■ WHAT IS EXPECTED: Tally the lines with the word "degree" and report the number alone.

══ TASK INPUT

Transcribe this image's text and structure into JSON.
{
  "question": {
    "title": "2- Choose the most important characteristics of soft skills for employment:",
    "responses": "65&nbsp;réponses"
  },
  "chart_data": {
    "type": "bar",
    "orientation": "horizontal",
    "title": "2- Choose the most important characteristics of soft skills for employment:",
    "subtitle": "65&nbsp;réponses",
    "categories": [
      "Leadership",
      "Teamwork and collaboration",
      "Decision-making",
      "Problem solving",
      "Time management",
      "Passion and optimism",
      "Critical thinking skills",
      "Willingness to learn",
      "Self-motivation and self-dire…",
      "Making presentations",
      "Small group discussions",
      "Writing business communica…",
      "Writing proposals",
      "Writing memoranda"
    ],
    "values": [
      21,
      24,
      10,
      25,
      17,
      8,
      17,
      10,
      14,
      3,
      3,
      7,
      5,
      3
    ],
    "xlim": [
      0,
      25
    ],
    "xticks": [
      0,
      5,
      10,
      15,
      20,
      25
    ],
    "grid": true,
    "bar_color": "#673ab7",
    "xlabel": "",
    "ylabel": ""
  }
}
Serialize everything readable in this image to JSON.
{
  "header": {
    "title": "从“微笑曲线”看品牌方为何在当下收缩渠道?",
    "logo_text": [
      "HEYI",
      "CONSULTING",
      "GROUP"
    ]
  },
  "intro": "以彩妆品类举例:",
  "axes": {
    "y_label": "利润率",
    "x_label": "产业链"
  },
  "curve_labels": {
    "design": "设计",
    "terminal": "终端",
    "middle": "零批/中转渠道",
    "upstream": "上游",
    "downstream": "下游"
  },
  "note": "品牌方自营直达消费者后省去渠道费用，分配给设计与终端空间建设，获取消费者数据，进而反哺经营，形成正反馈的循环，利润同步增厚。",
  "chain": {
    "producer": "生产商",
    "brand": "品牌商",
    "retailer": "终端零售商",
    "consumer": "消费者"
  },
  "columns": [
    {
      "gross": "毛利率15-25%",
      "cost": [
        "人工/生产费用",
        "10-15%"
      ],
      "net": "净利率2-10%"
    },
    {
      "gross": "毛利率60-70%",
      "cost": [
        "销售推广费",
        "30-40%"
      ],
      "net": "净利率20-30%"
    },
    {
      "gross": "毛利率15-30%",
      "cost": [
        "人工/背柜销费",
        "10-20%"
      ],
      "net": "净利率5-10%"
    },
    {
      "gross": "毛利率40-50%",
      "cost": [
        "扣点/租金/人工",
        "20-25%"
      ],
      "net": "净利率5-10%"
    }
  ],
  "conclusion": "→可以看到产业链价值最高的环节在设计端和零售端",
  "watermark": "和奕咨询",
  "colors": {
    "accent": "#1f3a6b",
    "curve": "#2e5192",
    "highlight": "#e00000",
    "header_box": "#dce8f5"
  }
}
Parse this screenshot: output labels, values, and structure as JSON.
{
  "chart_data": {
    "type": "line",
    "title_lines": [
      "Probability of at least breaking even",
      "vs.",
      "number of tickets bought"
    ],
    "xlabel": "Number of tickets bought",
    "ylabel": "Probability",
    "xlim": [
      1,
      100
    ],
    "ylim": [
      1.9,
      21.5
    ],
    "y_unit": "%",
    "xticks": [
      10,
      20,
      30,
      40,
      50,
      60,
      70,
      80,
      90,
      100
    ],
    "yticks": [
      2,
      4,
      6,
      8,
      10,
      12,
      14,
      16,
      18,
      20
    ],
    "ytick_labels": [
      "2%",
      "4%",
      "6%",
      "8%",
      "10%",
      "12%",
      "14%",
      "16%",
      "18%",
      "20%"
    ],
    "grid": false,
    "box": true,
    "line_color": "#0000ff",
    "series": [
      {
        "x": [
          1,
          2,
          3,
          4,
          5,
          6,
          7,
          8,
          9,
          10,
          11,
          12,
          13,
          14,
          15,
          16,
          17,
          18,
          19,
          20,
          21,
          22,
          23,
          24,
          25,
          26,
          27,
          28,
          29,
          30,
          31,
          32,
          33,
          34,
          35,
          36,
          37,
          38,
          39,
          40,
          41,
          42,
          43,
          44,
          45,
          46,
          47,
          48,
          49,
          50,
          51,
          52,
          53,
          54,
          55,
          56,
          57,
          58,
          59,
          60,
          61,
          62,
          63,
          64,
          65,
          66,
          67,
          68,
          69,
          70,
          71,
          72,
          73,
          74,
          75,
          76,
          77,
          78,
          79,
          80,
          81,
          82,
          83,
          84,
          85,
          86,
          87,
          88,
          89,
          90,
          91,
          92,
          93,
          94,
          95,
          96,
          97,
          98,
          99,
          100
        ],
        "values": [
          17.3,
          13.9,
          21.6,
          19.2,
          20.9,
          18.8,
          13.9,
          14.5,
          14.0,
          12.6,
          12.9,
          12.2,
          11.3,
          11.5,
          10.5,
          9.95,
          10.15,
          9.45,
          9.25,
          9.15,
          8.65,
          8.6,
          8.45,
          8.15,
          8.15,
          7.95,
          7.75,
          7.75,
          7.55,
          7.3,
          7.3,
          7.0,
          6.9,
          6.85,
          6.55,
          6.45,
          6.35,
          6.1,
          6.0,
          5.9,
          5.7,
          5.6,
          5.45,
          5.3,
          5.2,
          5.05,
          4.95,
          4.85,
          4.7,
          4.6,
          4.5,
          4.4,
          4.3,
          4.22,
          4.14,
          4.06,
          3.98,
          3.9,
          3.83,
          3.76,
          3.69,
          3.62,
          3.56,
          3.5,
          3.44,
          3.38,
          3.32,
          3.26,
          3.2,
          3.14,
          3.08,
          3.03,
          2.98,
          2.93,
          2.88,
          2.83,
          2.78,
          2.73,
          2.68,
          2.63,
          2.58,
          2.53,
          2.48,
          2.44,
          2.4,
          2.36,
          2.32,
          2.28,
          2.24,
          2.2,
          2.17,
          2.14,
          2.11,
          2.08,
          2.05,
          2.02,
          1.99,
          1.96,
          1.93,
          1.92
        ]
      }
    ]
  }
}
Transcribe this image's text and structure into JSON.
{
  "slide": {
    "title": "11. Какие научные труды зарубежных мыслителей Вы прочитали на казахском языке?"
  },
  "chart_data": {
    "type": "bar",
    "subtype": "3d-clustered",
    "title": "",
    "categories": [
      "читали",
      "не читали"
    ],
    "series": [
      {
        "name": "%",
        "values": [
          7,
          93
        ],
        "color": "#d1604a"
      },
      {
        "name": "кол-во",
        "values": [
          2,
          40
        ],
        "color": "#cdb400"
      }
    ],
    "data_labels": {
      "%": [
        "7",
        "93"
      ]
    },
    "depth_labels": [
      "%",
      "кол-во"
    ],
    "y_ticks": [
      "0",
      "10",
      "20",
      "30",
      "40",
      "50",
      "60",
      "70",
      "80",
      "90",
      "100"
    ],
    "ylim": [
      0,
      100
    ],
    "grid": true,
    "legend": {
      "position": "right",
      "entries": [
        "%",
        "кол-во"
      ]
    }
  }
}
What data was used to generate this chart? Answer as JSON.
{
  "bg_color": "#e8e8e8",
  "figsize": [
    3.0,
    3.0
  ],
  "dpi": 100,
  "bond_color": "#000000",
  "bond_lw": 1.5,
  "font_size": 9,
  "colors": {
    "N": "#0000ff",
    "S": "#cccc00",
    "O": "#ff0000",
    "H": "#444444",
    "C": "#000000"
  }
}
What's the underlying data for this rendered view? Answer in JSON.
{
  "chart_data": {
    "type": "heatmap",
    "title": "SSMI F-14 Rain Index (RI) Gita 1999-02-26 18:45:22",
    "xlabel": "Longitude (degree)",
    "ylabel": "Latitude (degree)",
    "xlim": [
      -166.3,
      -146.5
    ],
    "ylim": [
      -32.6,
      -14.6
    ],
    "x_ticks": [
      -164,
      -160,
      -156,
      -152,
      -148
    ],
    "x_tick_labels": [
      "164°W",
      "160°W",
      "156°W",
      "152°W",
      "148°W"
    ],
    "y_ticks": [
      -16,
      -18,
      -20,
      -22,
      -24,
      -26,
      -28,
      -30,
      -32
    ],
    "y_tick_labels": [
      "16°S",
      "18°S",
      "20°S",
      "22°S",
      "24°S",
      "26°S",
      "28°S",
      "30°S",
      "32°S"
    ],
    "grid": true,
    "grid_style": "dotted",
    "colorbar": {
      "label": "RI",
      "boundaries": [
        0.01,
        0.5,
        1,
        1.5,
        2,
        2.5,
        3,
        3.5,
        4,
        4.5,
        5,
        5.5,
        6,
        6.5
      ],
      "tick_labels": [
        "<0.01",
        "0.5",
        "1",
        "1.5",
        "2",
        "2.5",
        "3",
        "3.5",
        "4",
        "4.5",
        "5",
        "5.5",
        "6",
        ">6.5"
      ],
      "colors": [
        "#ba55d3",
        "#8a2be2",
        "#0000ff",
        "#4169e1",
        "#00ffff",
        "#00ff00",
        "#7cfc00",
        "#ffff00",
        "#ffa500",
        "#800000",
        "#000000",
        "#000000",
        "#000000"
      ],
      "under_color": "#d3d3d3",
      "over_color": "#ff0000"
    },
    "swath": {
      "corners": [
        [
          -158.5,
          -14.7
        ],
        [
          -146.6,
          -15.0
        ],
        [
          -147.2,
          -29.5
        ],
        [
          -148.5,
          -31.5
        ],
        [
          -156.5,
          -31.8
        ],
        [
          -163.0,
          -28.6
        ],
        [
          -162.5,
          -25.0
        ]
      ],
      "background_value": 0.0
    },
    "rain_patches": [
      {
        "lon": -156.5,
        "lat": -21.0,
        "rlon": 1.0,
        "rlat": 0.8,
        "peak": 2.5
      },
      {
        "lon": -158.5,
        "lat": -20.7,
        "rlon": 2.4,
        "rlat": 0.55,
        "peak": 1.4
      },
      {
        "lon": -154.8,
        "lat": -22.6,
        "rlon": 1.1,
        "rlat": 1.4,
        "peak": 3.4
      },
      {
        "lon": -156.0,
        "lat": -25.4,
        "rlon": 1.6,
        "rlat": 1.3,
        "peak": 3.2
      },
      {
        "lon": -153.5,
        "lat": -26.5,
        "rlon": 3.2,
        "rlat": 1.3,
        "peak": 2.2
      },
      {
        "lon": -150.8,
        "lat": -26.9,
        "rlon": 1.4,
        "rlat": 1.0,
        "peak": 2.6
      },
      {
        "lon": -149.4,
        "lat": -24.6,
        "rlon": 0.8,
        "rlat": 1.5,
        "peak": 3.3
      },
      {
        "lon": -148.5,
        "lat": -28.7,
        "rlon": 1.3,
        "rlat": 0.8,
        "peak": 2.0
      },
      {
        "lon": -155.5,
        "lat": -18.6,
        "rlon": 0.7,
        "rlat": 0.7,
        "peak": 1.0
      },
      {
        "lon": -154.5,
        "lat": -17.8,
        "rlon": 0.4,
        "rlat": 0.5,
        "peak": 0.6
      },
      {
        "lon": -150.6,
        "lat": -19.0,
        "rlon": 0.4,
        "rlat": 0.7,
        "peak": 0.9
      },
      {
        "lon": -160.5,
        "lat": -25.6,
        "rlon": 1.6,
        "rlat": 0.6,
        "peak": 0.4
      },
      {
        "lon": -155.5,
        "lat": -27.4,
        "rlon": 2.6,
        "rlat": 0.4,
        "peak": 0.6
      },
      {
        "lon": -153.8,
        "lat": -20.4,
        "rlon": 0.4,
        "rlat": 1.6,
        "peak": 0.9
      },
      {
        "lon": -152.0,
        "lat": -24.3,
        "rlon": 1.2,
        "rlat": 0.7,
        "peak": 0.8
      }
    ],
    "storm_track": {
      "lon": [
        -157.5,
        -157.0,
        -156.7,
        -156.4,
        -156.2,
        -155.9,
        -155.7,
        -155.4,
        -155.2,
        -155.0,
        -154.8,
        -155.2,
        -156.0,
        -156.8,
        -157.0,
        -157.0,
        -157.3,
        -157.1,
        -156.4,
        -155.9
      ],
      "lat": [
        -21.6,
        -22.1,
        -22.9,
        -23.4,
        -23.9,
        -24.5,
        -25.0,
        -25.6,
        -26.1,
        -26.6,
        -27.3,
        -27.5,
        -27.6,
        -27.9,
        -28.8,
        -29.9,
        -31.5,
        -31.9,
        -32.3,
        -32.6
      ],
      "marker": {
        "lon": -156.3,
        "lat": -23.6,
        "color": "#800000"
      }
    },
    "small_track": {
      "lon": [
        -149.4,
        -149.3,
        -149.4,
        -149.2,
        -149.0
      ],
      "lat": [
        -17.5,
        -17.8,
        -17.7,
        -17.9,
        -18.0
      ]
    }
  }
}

════

■ FULL OUTPUT: 2